» WHAT IS ASKED
Write out the listing below without alteration, omitting its pictures.

--------------------------------

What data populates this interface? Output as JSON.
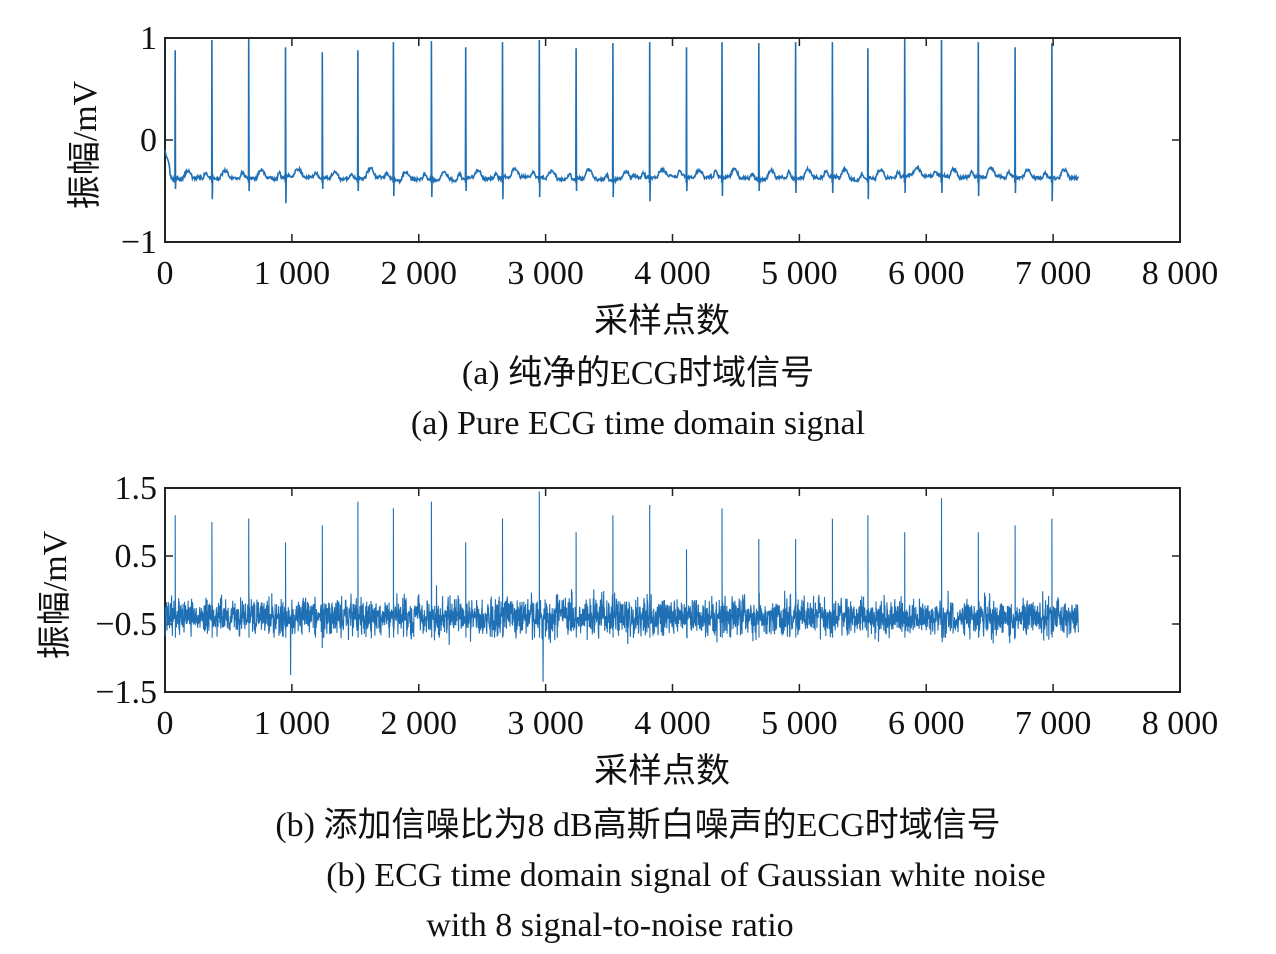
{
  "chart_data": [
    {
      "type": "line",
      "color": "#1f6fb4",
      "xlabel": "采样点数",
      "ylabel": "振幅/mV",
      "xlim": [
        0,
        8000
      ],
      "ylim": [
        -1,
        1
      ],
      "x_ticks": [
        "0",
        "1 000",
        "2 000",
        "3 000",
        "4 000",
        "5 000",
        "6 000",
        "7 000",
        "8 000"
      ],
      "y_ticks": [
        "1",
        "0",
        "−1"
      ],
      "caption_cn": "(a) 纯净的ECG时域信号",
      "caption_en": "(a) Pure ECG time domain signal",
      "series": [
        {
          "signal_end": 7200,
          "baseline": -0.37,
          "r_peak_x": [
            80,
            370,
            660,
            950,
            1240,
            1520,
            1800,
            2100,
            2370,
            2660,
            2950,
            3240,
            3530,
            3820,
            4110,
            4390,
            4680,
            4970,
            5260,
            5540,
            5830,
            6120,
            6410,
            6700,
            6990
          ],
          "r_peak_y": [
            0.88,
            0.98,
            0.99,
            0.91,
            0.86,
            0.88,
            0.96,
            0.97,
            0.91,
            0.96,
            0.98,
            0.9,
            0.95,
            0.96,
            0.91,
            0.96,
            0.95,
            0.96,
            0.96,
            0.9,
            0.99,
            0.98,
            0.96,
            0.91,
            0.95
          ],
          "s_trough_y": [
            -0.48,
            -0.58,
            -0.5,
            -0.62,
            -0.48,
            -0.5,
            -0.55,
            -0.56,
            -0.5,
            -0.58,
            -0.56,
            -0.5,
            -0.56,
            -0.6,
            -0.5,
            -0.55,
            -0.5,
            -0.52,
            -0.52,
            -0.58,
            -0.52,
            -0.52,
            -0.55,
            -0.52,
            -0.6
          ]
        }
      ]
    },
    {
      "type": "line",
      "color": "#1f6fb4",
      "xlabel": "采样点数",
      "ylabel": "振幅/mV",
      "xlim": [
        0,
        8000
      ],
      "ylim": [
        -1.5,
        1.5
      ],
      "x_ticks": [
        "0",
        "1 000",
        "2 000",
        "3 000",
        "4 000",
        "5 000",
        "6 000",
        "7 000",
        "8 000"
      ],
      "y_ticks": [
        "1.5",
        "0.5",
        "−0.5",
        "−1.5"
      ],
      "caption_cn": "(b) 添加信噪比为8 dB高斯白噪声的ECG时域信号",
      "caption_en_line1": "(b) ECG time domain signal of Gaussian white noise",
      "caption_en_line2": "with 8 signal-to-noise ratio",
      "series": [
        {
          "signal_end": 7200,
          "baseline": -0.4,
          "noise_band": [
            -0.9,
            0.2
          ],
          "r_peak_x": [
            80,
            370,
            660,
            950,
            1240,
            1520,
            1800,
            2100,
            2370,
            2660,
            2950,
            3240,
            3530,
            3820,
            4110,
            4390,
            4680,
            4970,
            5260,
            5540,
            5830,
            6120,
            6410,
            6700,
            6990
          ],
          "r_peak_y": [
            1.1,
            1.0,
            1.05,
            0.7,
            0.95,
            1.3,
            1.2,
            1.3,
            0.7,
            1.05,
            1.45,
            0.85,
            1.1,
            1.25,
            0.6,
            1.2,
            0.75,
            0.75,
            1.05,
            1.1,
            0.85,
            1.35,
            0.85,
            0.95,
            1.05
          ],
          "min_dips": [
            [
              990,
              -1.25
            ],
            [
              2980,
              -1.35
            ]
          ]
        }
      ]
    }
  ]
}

--------------------------------

» THE SOLUTION
What data populates this interface? Output as JSON.
{
  "chart_data": [
    {
      "type": "line",
      "color": "#1f6fb4",
      "xlabel": "采样点数",
      "ylabel": "振幅/mV",
      "xlim": [
        0,
        8000
      ],
      "ylim": [
        -1,
        1
      ],
      "x_ticks": [
        "0",
        "1 000",
        "2 000",
        "3 000",
        "4 000",
        "5 000",
        "6 000",
        "7 000",
        "8 000"
      ],
      "y_ticks": [
        "1",
        "0",
        "−1"
      ],
      "caption_cn": "(a) 纯净的ECG时域信号",
      "caption_en": "(a) Pure ECG time domain signal",
      "series": [
        {
          "signal_end": 7200,
          "baseline": -0.37,
          "r_peak_x": [
            80,
            370,
            660,
            950,
            1240,
            1520,
            1800,
            2100,
            2370,
            2660,
            2950,
            3240,
            3530,
            3820,
            4110,
            4390,
            4680,
            4970,
            5260,
            5540,
            5830,
            6120,
            6410,
            6700,
            6990
          ],
          "r_peak_y": [
            0.88,
            0.98,
            0.99,
            0.91,
            0.86,
            0.88,
            0.96,
            0.97,
            0.91,
            0.96,
            0.98,
            0.9,
            0.95,
            0.96,
            0.91,
            0.96,
            0.95,
            0.96,
            0.96,
            0.9,
            0.99,
            0.98,
            0.96,
            0.91,
            0.95
          ],
          "s_trough_y": [
            -0.48,
            -0.58,
            -0.5,
            -0.62,
            -0.48,
            -0.5,
            -0.55,
            -0.56,
            -0.5,
            -0.58,
            -0.56,
            -0.5,
            -0.56,
            -0.6,
            -0.5,
            -0.55,
            -0.5,
            -0.52,
            -0.52,
            -0.58,
            -0.52,
            -0.52,
            -0.55,
            -0.52,
            -0.6
          ]
        }
      ]
    },
    {
      "type": "line",
      "color": "#1f6fb4",
      "xlabel": "采样点数",
      "ylabel": "振幅/mV",
      "xlim": [
        0,
        8000
      ],
      "ylim": [
        -1.5,
        1.5
      ],
      "x_ticks": [
        "0",
        "1 000",
        "2 000",
        "3 000",
        "4 000",
        "5 000",
        "6 000",
        "7 000",
        "8 000"
      ],
      "y_ticks": [
        "1.5",
        "0.5",
        "−0.5",
        "−1.5"
      ],
      "caption_cn": "(b) 添加信噪比为8 dB高斯白噪声的ECG时域信号",
      "caption_en_line1": "(b) ECG time domain signal of Gaussian white noise",
      "caption_en_line2": "with 8 signal-to-noise ratio",
      "series": [
        {
          "signal_end": 7200,
          "baseline": -0.4,
          "noise_band": [
            -0.9,
            0.2
          ],
          "r_peak_x": [
            80,
            370,
            660,
            950,
            1240,
            1520,
            1800,
            2100,
            2370,
            2660,
            2950,
            3240,
            3530,
            3820,
            4110,
            4390,
            4680,
            4970,
            5260,
            5540,
            5830,
            6120,
            6410,
            6700,
            6990
          ],
          "r_peak_y": [
            1.1,
            1.0,
            1.05,
            0.7,
            0.95,
            1.3,
            1.2,
            1.3,
            0.7,
            1.05,
            1.45,
            0.85,
            1.1,
            1.25,
            0.6,
            1.2,
            0.75,
            0.75,
            1.05,
            1.1,
            0.85,
            1.35,
            0.85,
            0.95,
            1.05
          ],
          "min_dips": [
            [
              990,
              -1.25
            ],
            [
              2980,
              -1.35
            ]
          ]
        }
      ]
    }
  ]
}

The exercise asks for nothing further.